Given problem>
Reproduce each line bearing the word "which".

-- Start of Data extract --

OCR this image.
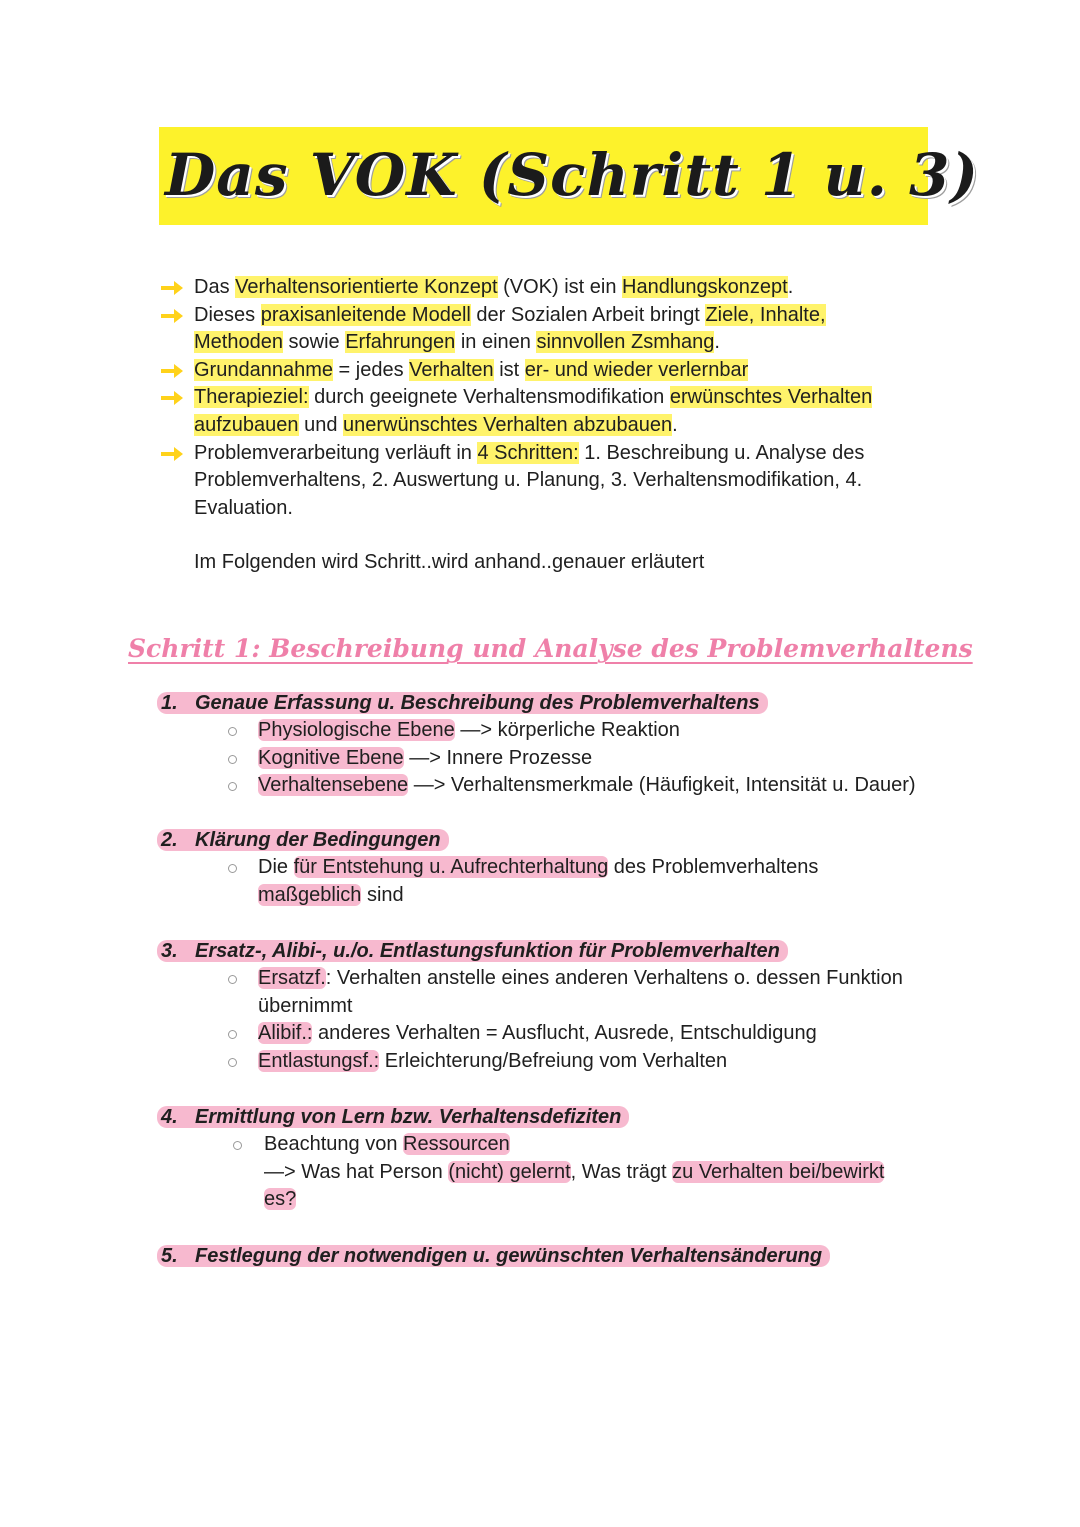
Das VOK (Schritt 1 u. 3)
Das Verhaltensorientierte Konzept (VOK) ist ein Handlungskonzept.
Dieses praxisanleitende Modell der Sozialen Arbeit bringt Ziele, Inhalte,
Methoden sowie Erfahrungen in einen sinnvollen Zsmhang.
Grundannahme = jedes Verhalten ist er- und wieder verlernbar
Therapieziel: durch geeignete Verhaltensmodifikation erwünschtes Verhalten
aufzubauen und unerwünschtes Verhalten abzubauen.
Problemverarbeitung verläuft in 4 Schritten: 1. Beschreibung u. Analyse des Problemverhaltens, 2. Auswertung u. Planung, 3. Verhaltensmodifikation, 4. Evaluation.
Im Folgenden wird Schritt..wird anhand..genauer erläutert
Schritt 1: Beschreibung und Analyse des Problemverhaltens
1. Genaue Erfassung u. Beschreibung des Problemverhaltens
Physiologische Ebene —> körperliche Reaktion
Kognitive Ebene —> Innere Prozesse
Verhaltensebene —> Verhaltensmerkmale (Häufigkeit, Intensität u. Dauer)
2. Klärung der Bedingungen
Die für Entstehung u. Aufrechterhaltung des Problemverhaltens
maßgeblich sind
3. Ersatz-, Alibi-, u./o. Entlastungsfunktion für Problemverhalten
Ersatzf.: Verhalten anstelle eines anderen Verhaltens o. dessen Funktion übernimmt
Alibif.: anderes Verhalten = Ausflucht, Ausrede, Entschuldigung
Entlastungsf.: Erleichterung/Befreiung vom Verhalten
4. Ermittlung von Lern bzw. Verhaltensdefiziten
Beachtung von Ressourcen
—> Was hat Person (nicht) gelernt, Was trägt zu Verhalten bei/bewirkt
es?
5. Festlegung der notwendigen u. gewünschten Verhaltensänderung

-- End of Data extract --
-- Start of Data extract --

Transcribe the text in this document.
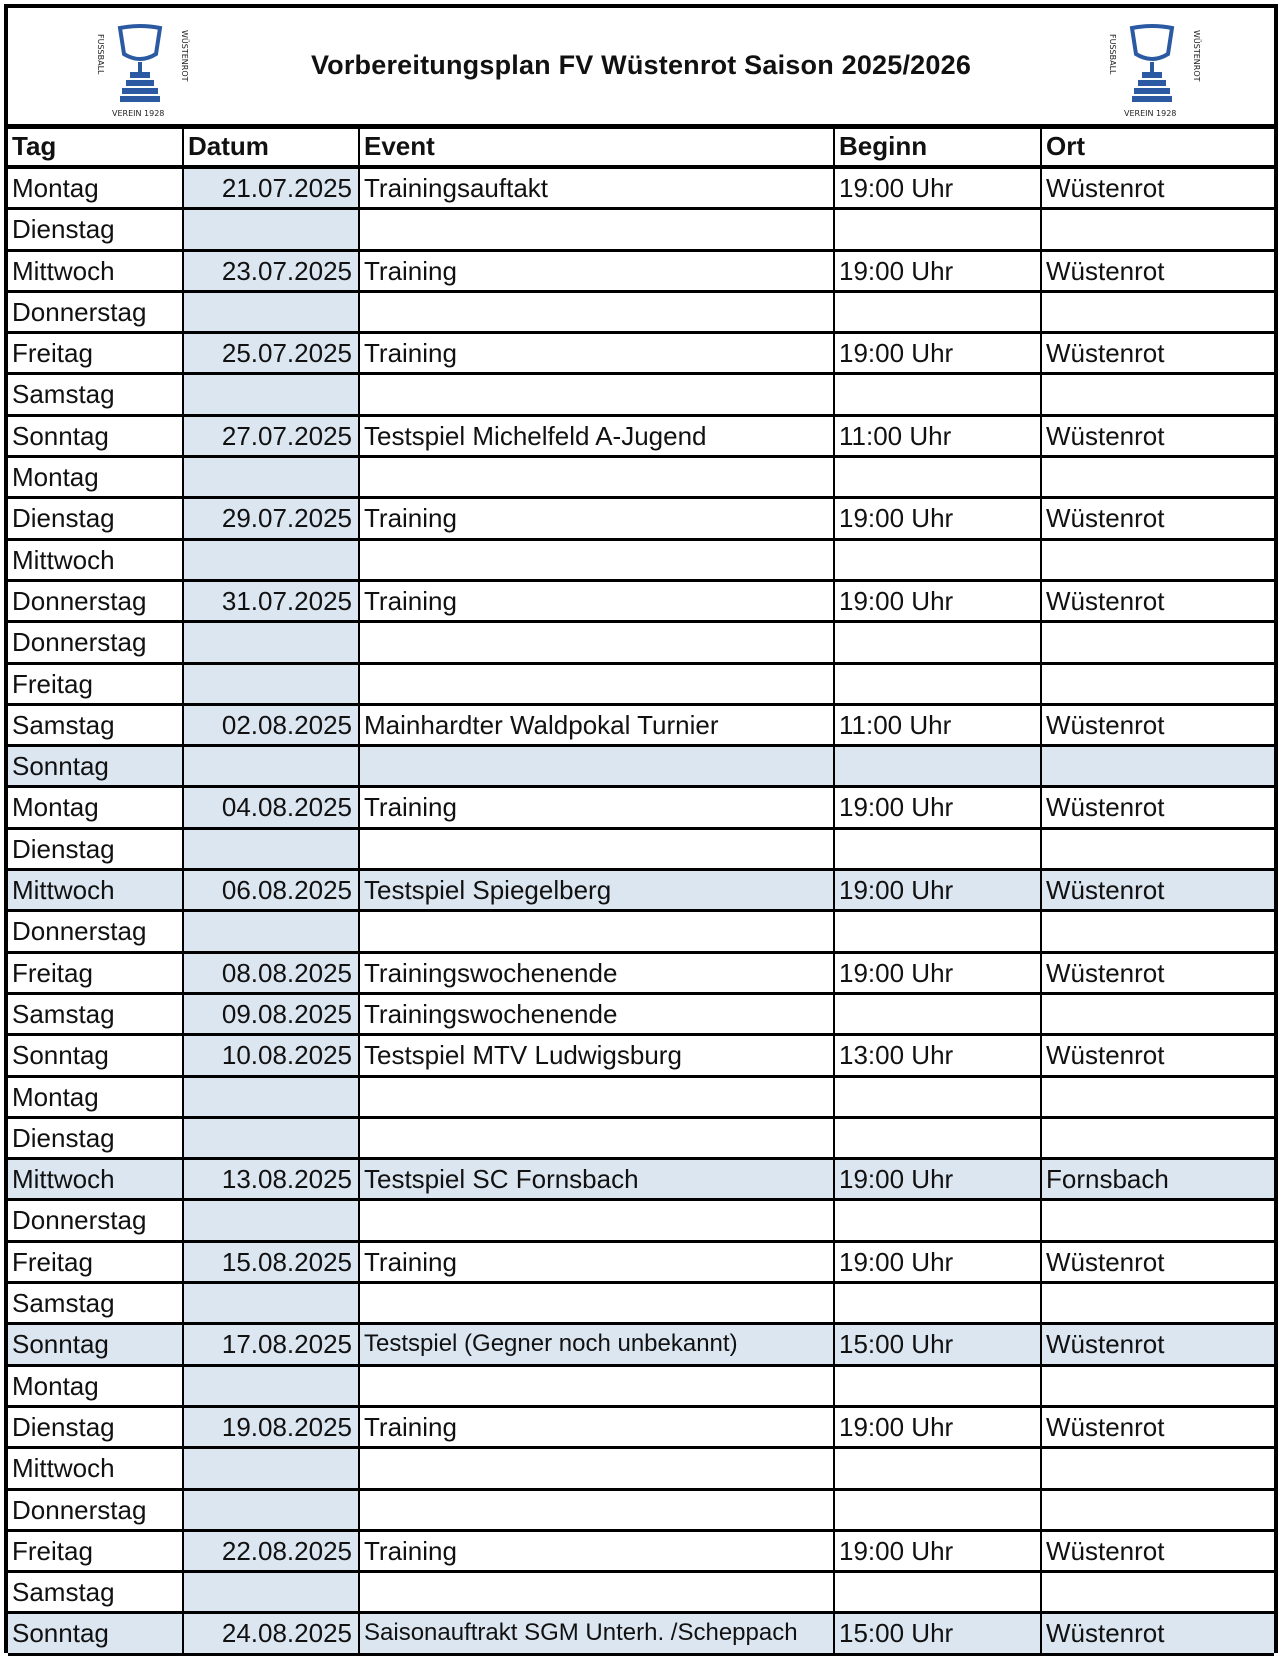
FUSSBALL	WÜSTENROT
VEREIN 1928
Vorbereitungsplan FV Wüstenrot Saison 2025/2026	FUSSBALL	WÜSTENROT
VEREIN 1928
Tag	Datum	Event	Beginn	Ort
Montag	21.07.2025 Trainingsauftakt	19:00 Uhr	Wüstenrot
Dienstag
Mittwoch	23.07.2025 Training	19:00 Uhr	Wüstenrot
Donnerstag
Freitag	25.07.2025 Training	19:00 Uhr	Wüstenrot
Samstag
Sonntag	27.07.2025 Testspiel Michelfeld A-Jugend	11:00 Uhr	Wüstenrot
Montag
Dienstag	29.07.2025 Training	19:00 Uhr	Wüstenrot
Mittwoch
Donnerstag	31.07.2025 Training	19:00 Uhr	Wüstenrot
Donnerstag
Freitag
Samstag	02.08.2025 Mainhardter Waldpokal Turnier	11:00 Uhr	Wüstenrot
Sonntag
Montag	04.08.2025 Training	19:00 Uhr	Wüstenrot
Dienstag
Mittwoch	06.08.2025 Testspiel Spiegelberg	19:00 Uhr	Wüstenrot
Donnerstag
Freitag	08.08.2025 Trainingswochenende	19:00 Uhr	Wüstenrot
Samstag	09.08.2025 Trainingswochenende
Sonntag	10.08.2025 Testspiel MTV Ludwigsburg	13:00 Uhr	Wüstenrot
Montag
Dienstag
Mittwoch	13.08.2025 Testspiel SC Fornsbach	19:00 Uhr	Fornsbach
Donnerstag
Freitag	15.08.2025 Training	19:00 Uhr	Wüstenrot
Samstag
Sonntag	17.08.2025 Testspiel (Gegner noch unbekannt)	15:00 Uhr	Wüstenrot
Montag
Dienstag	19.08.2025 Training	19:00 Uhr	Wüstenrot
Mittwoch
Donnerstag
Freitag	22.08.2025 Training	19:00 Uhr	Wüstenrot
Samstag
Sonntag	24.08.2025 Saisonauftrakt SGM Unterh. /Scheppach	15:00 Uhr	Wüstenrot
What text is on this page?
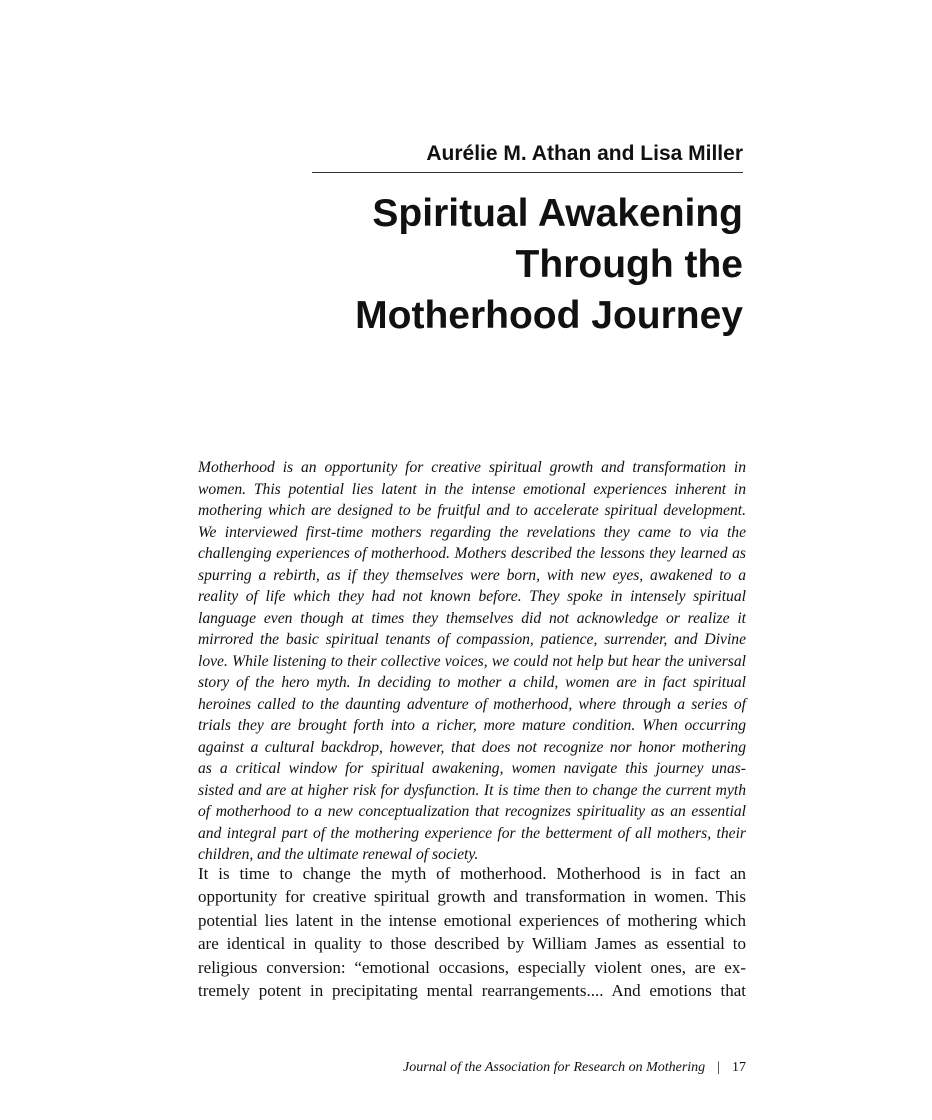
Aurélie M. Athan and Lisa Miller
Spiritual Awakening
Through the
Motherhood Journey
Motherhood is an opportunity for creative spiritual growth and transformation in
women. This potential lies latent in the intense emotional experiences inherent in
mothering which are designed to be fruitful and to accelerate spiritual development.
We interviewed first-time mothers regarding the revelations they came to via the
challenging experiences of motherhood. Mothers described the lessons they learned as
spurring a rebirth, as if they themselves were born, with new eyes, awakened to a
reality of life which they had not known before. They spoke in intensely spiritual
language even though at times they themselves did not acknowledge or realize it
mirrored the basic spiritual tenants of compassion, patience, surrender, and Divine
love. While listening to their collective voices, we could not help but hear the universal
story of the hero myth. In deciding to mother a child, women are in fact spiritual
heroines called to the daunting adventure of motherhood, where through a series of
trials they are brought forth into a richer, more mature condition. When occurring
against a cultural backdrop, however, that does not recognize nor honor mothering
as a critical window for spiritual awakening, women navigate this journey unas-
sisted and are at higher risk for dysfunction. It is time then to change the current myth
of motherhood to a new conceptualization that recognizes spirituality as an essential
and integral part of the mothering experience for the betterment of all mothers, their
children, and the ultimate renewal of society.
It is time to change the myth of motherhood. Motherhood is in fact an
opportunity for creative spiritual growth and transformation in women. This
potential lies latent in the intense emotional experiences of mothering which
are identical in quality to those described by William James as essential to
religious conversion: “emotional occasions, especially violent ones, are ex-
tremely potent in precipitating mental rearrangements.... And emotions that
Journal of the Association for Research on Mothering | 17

-- End of Data extract --

Answer to this task>
mothering which are designed to be fruitful and to accelerate spiritual development.
reality of life which they had not known before. They spoke in intensely spiritual
potential lies latent in the intense emotional experiences of mothering which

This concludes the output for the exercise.